## [REQUEST]
Each record below must be returned exactly as shown.

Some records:
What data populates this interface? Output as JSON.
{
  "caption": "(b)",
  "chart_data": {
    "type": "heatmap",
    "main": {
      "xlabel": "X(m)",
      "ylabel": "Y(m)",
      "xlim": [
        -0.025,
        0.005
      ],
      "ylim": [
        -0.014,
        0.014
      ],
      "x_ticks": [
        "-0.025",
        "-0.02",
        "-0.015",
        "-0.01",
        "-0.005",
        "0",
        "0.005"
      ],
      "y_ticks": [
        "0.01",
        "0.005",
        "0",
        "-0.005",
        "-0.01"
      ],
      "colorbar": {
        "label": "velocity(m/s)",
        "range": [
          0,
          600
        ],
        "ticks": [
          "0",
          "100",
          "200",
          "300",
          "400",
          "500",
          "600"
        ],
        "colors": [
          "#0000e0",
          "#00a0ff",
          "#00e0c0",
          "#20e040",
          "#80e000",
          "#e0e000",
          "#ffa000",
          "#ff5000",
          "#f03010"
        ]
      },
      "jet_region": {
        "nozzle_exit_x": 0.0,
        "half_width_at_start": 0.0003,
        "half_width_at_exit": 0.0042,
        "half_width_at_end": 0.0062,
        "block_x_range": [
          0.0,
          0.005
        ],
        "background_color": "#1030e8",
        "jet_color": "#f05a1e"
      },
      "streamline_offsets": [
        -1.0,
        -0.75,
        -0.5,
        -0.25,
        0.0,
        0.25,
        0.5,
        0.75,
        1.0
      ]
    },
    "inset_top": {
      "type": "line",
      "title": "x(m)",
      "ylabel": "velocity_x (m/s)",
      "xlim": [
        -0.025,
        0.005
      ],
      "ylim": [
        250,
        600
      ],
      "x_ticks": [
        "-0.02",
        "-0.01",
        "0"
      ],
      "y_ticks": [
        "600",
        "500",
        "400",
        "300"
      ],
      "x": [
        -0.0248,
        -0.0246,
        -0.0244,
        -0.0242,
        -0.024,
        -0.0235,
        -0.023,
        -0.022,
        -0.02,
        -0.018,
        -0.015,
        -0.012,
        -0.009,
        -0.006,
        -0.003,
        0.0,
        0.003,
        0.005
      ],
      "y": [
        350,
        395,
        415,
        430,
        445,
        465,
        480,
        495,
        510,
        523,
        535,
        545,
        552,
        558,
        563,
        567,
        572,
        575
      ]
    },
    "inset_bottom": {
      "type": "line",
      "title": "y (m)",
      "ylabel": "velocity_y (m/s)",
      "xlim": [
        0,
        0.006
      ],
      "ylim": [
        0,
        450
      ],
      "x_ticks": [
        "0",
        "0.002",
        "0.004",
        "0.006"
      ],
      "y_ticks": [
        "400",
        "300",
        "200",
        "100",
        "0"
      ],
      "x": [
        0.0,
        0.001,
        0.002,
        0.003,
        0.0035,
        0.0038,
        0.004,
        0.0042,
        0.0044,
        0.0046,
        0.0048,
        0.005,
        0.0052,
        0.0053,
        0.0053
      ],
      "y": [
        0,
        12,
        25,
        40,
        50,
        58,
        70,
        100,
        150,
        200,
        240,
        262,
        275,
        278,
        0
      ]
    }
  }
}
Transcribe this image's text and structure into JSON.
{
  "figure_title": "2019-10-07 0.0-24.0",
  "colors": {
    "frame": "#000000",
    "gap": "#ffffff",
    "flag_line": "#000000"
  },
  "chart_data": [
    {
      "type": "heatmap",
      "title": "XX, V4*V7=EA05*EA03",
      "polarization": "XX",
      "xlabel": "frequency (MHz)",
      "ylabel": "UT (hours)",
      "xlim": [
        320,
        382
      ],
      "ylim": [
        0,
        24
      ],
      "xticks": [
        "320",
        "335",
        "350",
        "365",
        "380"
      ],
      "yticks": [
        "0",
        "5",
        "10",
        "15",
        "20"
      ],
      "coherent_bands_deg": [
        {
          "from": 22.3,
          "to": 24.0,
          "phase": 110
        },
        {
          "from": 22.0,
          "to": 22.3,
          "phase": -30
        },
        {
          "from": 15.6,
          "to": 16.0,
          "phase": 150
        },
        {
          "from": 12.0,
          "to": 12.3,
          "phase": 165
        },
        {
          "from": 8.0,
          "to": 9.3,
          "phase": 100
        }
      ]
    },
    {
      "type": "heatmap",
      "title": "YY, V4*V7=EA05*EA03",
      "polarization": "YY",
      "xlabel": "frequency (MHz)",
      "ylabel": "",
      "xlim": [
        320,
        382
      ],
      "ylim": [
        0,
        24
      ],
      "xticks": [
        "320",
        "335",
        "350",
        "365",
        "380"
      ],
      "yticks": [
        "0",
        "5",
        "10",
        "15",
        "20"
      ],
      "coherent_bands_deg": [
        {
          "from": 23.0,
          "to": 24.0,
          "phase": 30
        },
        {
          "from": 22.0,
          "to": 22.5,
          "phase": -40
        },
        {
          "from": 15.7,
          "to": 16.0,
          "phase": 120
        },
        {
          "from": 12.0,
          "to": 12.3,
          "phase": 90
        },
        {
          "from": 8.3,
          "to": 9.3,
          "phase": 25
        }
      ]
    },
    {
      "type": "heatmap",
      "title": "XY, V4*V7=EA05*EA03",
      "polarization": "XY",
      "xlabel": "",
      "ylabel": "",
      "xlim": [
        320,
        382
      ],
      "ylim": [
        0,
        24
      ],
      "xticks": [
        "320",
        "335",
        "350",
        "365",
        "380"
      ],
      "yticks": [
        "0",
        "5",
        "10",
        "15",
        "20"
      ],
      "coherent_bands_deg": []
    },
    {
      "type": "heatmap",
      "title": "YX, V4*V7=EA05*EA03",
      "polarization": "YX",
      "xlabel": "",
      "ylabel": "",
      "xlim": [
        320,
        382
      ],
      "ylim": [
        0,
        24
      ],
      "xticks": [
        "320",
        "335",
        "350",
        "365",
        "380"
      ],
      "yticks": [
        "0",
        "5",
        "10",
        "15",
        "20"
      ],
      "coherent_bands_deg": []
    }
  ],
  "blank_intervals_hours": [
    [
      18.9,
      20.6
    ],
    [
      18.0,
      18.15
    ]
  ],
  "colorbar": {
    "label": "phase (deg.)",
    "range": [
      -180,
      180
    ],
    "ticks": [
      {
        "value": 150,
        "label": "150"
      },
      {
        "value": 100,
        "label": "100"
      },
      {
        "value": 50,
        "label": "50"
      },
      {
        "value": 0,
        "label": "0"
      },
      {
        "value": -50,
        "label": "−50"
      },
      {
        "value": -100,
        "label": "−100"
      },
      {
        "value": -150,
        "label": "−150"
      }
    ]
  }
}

## [THE SOLUTION]
What data populates this interface? Output as JSON.
{
  "caption": "(b)",
  "chart_data": {
    "type": "heatmap",
    "main": {
      "xlabel": "X(m)",
      "ylabel": "Y(m)",
      "xlim": [
        -0.025,
        0.005
      ],
      "ylim": [
        -0.014,
        0.014
      ],
      "x_ticks": [
        "-0.025",
        "-0.02",
        "-0.015",
        "-0.01",
        "-0.005",
        "0",
        "0.005"
      ],
      "y_ticks": [
        "0.01",
        "0.005",
        "0",
        "-0.005",
        "-0.01"
      ],
      "colorbar": {
        "label": "velocity(m/s)",
        "range": [
          0,
          600
        ],
        "ticks": [
          "0",
          "100",
          "200",
          "300",
          "400",
          "500",
          "600"
        ],
        "colors": [
          "#0000e0",
          "#00a0ff",
          "#00e0c0",
          "#20e040",
          "#80e000",
          "#e0e000",
          "#ffa000",
          "#ff5000",
          "#f03010"
        ]
      },
      "jet_region": {
        "nozzle_exit_x": 0.0,
        "half_width_at_start": 0.0003,
        "half_width_at_exit": 0.0042,
        "half_width_at_end": 0.0062,
        "block_x_range": [
          0.0,
          0.005
        ],
        "background_color": "#1030e8",
        "jet_color": "#f05a1e"
      },
      "streamline_offsets": [
        -1.0,
        -0.75,
        -0.5,
        -0.25,
        0.0,
        0.25,
        0.5,
        0.75,
        1.0
      ]
    },
    "inset_top": {
      "type": "line",
      "title": "x(m)",
      "ylabel": "velocity_x (m/s)",
      "xlim": [
        -0.025,
        0.005
      ],
      "ylim": [
        250,
        600
      ],
      "x_ticks": [
        "-0.02",
        "-0.01",
        "0"
      ],
      "y_ticks": [
        "600",
        "500",
        "400",
        "300"
      ],
      "x": [
        -0.0248,
        -0.0246,
        -0.0244,
        -0.0242,
        -0.024,
        -0.0235,
        -0.023,
        -0.022,
        -0.02,
        -0.018,
        -0.015,
        -0.012,
        -0.009,
        -0.006,
        -0.003,
        0.0,
        0.003,
        0.005
      ],
      "y": [
        350,
        395,
        415,
        430,
        445,
        465,
        480,
        495,
        510,
        523,
        535,
        545,
        552,
        558,
        563,
        567,
        572,
        575
      ]
    },
    "inset_bottom": {
      "type": "line",
      "title": "y (m)",
      "ylabel": "velocity_y (m/s)",
      "xlim": [
        0,
        0.006
      ],
      "ylim": [
        0,
        450
      ],
      "x_ticks": [
        "0",
        "0.002",
        "0.004",
        "0.006"
      ],
      "y_ticks": [
        "400",
        "300",
        "200",
        "100",
        "0"
      ],
      "x": [
        0.0,
        0.001,
        0.002,
        0.003,
        0.0035,
        0.0038,
        0.004,
        0.0042,
        0.0044,
        0.0046,
        0.0048,
        0.005,
        0.0052,
        0.0053,
        0.0053
      ],
      "y": [
        0,
        12,
        25,
        40,
        50,
        58,
        70,
        100,
        150,
        200,
        240,
        262,
        275,
        278,
        0
      ]
    }
  }
}
Transcribe this image's text and structure into JSON.
{
  "figure_title": "2019-10-07 0.0-24.0",
  "colors": {
    "frame": "#000000",
    "gap": "#ffffff",
    "flag_line": "#000000"
  },
  "chart_data": [
    {
      "type": "heatmap",
      "title": "XX, V4*V7=EA05*EA03",
      "polarization": "XX",
      "xlabel": "frequency (MHz)",
      "ylabel": "UT (hours)",
      "xlim": [
        320,
        382
      ],
      "ylim": [
        0,
        24
      ],
      "xticks": [
        "320",
        "335",
        "350",
        "365",
        "380"
      ],
      "yticks": [
        "0",
        "5",
        "10",
        "15",
        "20"
      ],
      "coherent_bands_deg": [
        {
          "from": 22.3,
          "to": 24.0,
          "phase": 110
        },
        {
          "from": 22.0,
          "to": 22.3,
          "phase": -30
        },
        {
          "from": 15.6,
          "to": 16.0,
          "phase": 150
        },
        {
          "from": 12.0,
          "to": 12.3,
          "phase": 165
        },
        {
          "from": 8.0,
          "to": 9.3,
          "phase": 100
        }
      ]
    },
    {
      "type": "heatmap",
      "title": "YY, V4*V7=EA05*EA03",
      "polarization": "YY",
      "xlabel": "frequency (MHz)",
      "ylabel": "",
      "xlim": [
        320,
        382
      ],
      "ylim": [
        0,
        24
      ],
      "xticks": [
        "320",
        "335",
        "350",
        "365",
        "380"
      ],
      "yticks": [
        "0",
        "5",
        "10",
        "15",
        "20"
      ],
      "coherent_bands_deg": [
        {
          "from": 23.0,
          "to": 24.0,
          "phase": 30
        },
        {
          "from": 22.0,
          "to": 22.5,
          "phase": -40
        },
        {
          "from": 15.7,
          "to": 16.0,
          "phase": 120
        },
        {
          "from": 12.0,
          "to": 12.3,
          "phase": 90
        },
        {
          "from": 8.3,
          "to": 9.3,
          "phase": 25
        }
      ]
    },
    {
      "type": "heatmap",
      "title": "XY, V4*V7=EA05*EA03",
      "polarization": "XY",
      "xlabel": "",
      "ylabel": "",
      "xlim": [
        320,
        382
      ],
      "ylim": [
        0,
        24
      ],
      "xticks": [
        "320",
        "335",
        "350",
        "365",
        "380"
      ],
      "yticks": [
        "0",
        "5",
        "10",
        "15",
        "20"
      ],
      "coherent_bands_deg": []
    },
    {
      "type": "heatmap",
      "title": "YX, V4*V7=EA05*EA03",
      "polarization": "YX",
      "xlabel": "",
      "ylabel": "",
      "xlim": [
        320,
        382
      ],
      "ylim": [
        0,
        24
      ],
      "xticks": [
        "320",
        "335",
        "350",
        "365",
        "380"
      ],
      "yticks": [
        "0",
        "5",
        "10",
        "15",
        "20"
      ],
      "coherent_bands_deg": []
    }
  ],
  "blank_intervals_hours": [
    [
      18.9,
      20.6
    ],
    [
      18.0,
      18.15
    ]
  ],
  "colorbar": {
    "label": "phase (deg.)",
    "range": [
      -180,
      180
    ],
    "ticks": [
      {
        "value": 150,
        "label": "150"
      },
      {
        "value": 100,
        "label": "100"
      },
      {
        "value": 50,
        "label": "50"
      },
      {
        "value": 0,
        "label": "0"
      },
      {
        "value": -50,
        "label": "−50"
      },
      {
        "value": -100,
        "label": "−100"
      },
      {
        "value": -150,
        "label": "−150"
      }
    ]
  }
}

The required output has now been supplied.